* [GIVEN TASK]: Check each line of the listing below for the word "вопросы" and say how many lines have it. Nothing else should be written.

* [DATASET RECORDS]:
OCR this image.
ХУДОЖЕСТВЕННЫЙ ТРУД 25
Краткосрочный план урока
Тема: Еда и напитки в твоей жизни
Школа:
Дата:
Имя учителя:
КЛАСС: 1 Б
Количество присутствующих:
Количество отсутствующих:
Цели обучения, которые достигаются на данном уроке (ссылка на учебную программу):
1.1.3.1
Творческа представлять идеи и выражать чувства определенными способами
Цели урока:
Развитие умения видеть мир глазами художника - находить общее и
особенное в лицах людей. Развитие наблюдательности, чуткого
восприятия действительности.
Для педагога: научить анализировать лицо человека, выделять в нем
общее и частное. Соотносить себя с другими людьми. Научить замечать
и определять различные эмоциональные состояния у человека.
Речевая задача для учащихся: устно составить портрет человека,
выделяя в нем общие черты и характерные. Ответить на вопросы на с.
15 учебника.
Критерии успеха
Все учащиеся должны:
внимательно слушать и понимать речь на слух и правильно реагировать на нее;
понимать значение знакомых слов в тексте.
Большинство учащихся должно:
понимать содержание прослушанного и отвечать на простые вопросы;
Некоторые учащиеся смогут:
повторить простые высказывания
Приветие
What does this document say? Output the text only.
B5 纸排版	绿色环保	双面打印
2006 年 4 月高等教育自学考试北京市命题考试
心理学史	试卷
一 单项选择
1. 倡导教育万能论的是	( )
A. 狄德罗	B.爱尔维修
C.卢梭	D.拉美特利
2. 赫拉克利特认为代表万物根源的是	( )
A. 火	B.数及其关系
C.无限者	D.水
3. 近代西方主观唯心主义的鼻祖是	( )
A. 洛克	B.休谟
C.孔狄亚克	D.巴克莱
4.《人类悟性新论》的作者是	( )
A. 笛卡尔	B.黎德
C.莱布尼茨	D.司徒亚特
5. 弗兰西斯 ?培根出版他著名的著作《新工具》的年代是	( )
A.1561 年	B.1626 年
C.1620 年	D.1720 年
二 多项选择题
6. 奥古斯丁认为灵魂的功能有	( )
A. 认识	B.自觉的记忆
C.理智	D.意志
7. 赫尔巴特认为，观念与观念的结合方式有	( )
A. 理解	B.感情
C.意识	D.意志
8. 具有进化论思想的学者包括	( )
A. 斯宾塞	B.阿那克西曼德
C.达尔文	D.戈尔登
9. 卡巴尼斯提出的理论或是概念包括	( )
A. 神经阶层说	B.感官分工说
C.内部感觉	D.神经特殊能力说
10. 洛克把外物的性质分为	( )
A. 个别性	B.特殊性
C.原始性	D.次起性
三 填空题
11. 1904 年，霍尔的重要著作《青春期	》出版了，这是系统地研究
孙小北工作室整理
--
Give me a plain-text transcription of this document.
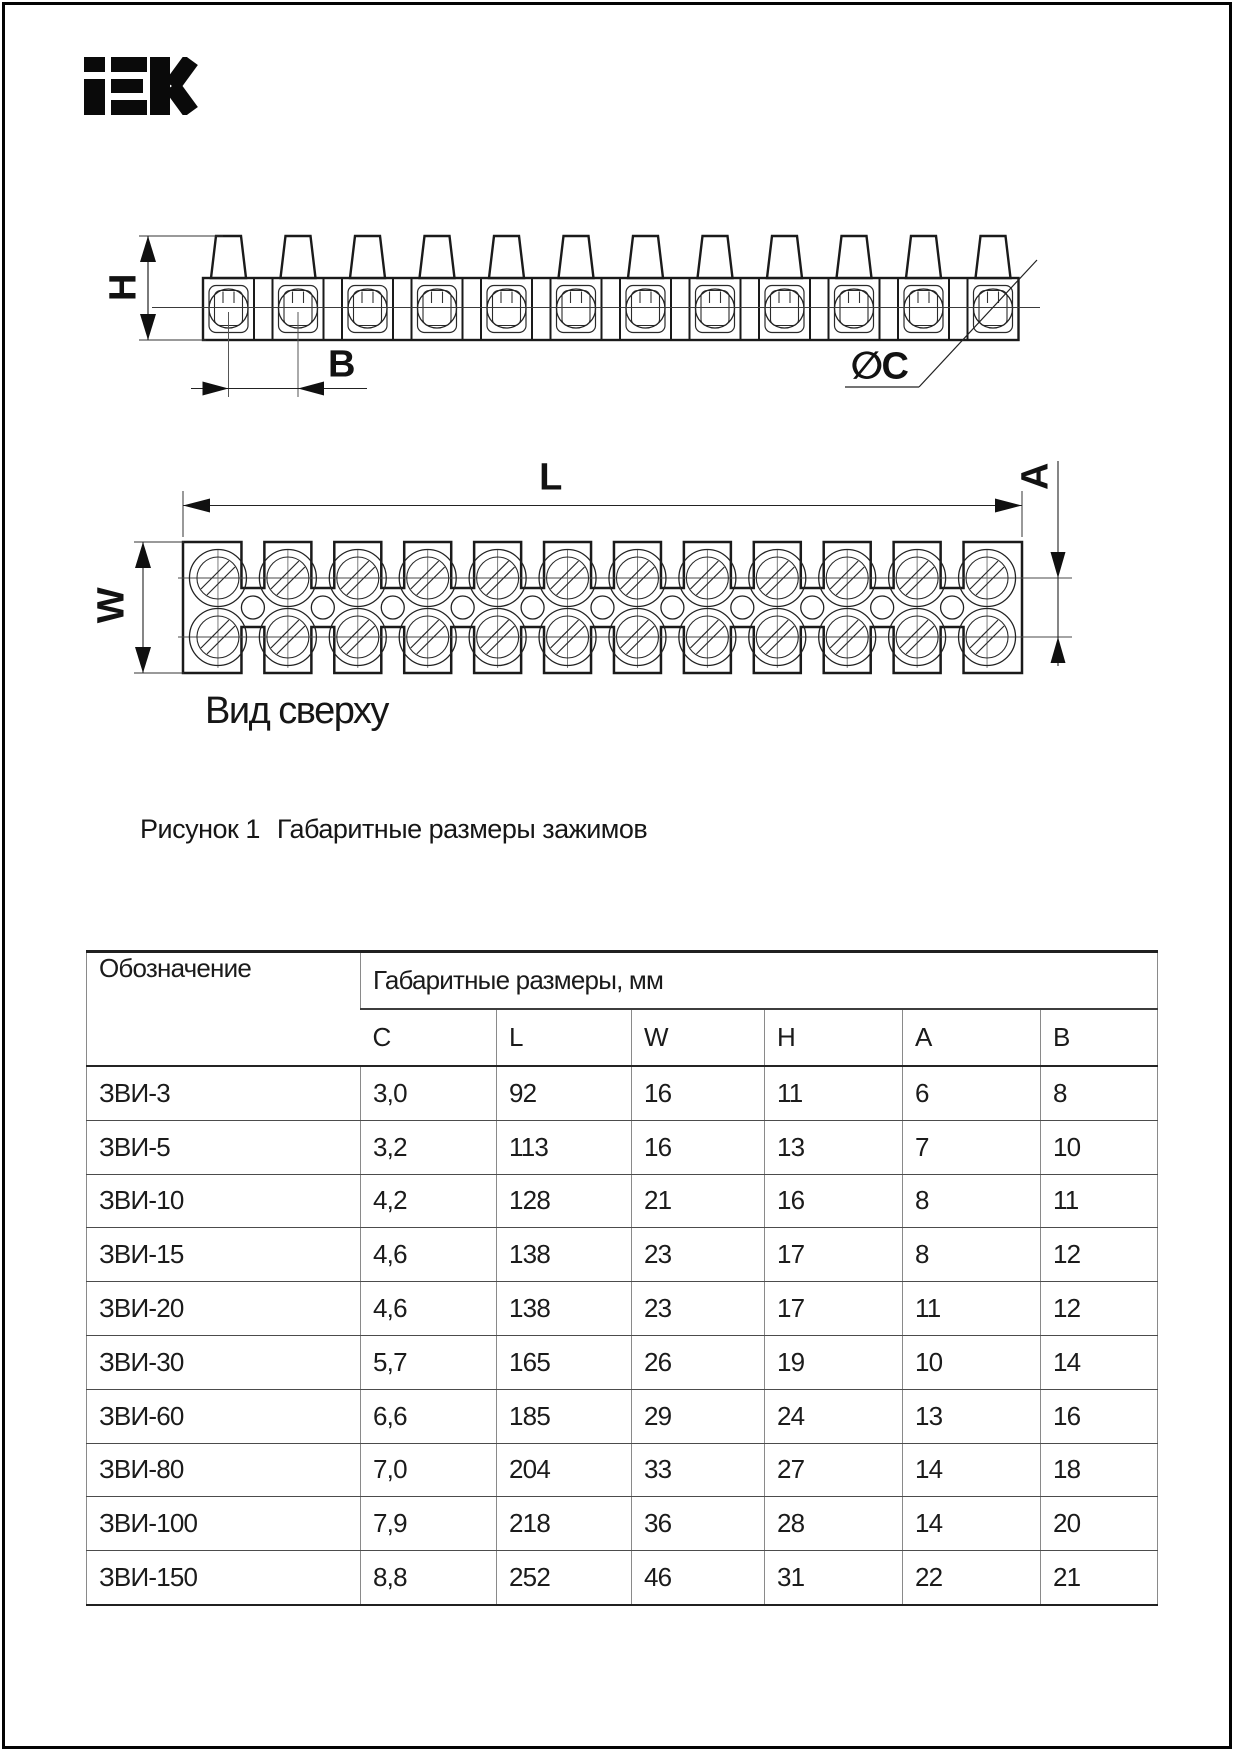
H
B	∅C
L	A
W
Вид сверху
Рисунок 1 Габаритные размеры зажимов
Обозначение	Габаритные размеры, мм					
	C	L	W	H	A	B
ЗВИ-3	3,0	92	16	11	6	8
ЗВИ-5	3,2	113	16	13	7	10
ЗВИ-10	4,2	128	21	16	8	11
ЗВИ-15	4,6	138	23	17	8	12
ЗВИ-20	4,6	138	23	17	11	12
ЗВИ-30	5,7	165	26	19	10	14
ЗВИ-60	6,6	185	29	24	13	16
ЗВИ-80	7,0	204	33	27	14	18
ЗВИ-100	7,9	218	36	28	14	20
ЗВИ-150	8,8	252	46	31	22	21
==
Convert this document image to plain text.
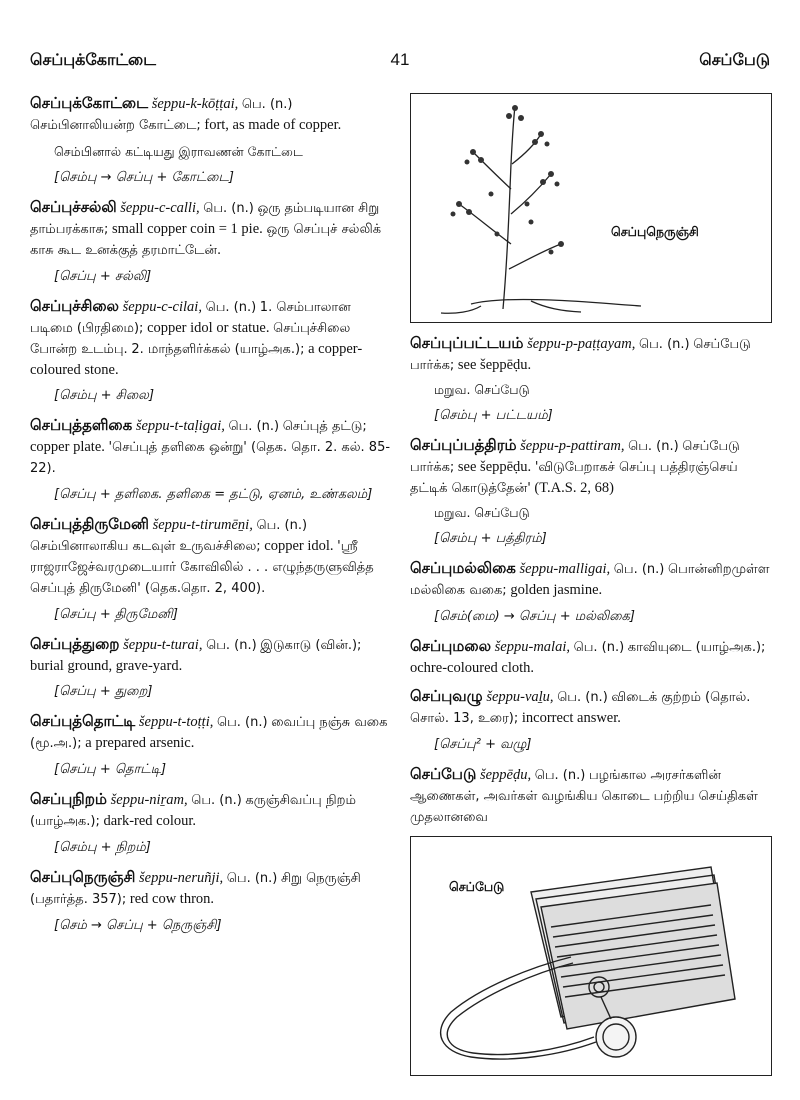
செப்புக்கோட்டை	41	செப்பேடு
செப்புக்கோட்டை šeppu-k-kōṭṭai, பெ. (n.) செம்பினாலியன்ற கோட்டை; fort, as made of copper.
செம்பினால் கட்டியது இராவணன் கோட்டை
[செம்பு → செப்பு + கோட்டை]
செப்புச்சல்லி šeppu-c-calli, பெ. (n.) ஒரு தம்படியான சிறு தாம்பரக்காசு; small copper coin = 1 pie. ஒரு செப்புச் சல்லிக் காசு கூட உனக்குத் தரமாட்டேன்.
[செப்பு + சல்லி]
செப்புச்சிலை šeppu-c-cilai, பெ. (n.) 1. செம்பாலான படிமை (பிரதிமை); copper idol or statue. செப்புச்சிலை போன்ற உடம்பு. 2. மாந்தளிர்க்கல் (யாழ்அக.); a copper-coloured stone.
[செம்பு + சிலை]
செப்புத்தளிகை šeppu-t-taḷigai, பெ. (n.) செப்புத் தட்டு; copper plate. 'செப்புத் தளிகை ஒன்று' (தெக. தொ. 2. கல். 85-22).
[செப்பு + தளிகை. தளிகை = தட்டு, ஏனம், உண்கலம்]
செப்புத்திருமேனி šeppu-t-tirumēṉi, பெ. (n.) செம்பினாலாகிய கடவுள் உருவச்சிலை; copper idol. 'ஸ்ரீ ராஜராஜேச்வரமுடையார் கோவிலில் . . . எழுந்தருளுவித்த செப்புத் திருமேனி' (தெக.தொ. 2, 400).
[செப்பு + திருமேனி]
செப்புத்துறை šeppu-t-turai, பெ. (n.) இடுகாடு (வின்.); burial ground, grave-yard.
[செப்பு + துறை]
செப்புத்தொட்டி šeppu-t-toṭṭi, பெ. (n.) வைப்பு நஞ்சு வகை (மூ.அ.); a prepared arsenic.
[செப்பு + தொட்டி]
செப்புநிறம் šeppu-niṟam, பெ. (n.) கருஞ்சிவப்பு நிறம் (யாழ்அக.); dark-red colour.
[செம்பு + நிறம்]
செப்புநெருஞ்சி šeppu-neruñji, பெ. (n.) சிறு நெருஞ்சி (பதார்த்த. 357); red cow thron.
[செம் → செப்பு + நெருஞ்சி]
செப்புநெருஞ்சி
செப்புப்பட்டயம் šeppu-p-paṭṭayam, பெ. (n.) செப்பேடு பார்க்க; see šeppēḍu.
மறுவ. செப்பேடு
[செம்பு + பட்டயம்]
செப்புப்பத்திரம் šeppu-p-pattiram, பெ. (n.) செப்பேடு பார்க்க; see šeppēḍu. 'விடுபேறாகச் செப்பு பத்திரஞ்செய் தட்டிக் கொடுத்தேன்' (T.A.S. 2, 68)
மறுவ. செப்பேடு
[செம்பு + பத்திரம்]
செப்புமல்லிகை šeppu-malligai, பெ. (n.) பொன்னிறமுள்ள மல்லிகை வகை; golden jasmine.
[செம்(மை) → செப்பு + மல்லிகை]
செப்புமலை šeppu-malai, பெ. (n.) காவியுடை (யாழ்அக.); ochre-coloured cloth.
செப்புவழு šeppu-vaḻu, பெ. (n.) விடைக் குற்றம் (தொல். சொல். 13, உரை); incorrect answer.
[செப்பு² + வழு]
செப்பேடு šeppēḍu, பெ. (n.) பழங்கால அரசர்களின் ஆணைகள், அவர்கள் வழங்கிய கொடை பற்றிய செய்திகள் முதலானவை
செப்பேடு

* [ANSWER TO THIS EXERCISE]: 2